AIM
Read the records and gather each line that includes "точку".

SUPPLIED DATA
○ ○ ○ ○ ○ ○ ○

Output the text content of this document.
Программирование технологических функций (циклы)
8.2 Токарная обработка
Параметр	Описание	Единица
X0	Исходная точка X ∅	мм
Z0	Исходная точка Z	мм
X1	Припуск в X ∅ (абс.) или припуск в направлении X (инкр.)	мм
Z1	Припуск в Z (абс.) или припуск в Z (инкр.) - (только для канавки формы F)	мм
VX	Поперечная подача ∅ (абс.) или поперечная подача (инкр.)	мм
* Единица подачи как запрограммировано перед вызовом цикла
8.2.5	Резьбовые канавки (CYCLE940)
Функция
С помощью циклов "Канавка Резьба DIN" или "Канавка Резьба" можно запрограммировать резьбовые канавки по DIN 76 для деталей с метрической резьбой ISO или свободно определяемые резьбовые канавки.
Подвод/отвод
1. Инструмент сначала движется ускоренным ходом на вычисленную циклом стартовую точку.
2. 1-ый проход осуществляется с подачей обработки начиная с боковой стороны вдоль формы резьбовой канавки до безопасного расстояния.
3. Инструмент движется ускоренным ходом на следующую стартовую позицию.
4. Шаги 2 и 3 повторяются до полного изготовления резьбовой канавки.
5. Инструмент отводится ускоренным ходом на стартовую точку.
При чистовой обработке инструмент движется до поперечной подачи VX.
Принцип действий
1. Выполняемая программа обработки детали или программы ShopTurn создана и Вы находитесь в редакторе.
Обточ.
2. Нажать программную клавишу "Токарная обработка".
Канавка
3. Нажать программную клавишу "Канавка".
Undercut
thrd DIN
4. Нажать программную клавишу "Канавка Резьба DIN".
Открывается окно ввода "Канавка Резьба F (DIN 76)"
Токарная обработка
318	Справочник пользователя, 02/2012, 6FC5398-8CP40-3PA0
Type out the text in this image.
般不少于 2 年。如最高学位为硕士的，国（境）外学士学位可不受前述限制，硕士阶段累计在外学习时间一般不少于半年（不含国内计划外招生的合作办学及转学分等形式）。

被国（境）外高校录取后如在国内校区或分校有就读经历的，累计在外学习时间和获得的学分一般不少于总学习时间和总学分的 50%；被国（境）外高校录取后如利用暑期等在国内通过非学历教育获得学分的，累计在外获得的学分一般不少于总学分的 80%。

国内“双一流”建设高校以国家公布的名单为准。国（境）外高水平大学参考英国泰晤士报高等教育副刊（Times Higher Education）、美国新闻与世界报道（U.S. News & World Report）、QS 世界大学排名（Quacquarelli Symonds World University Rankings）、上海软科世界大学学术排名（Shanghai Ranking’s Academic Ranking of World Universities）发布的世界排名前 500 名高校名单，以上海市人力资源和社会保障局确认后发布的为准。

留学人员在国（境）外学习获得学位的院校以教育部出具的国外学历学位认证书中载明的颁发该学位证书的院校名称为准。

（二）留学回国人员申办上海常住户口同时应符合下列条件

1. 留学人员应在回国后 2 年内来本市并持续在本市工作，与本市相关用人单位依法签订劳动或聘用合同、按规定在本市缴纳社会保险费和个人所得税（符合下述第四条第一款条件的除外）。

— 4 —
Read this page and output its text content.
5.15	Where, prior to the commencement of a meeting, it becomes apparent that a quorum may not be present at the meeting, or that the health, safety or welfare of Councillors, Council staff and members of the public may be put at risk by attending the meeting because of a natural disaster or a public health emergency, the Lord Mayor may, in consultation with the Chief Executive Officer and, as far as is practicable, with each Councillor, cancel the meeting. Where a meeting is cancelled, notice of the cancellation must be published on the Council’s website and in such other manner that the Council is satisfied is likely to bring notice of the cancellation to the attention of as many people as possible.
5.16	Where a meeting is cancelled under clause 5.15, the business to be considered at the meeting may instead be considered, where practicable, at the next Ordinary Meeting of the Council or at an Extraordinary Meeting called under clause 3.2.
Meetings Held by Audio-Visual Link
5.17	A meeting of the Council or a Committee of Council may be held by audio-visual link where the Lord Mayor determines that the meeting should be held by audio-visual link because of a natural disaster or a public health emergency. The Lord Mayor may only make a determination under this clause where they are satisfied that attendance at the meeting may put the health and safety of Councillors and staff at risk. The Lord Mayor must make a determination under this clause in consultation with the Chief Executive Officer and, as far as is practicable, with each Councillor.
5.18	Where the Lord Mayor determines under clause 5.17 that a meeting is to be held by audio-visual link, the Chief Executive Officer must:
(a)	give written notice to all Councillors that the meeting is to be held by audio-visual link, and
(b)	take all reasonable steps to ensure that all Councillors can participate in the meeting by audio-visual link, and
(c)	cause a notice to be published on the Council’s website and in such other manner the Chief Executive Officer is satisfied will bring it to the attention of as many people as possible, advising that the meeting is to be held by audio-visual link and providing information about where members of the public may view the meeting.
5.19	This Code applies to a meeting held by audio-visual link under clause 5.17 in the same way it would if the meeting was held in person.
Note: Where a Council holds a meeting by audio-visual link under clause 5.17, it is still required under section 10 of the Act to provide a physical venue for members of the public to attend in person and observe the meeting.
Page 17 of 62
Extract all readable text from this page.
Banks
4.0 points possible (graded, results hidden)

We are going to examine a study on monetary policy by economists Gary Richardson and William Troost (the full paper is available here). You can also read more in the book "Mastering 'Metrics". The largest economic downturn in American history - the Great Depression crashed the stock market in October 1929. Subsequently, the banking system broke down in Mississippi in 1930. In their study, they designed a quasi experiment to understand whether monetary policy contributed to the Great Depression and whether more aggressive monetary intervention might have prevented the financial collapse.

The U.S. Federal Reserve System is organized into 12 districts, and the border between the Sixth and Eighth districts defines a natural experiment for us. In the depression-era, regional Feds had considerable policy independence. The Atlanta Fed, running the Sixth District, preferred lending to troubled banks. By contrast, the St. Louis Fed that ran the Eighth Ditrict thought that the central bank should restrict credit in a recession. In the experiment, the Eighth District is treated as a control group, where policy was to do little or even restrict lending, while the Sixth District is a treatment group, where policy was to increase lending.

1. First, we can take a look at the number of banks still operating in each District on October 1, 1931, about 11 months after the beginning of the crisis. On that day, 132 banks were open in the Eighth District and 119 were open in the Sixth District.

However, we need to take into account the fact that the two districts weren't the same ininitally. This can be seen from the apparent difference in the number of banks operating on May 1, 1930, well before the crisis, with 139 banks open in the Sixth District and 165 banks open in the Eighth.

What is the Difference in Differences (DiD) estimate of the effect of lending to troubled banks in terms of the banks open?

○ ○ ○ ○ ○ ○ ○

WRITTEN SOLUTION
1. Инструмент сначала движется ускоренным ходом на вычисленную циклом стартовую точку.
5. Инструмент отводится ускоренным ходом на стартовую точку.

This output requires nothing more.